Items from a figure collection

* * *

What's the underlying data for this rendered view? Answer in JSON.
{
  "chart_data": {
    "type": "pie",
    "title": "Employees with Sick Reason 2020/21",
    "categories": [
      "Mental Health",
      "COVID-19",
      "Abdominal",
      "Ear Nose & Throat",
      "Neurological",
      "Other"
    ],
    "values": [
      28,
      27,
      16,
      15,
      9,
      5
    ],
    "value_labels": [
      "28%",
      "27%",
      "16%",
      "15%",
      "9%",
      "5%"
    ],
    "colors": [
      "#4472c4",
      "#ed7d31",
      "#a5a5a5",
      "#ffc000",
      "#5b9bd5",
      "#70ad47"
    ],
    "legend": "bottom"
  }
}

* * *

# Given task:
Give the records above again, word for word.

# Correct result:
What's the underlying data for this rendered view? Answer in JSON.
{
  "chart_data": {
    "type": "pie",
    "title": "Employees with Sick Reason 2020/21",
    "categories": [
      "Mental Health",
      "COVID-19",
      "Abdominal",
      "Ear Nose & Throat",
      "Neurological",
      "Other"
    ],
    "values": [
      28,
      27,
      16,
      15,
      9,
      5
    ],
    "value_labels": [
      "28%",
      "27%",
      "16%",
      "15%",
      "9%",
      "5%"
    ],
    "colors": [
      "#4472c4",
      "#ed7d31",
      "#a5a5a5",
      "#ffc000",
      "#5b9bd5",
      "#70ad47"
    ],
    "legend": "bottom"
  }
}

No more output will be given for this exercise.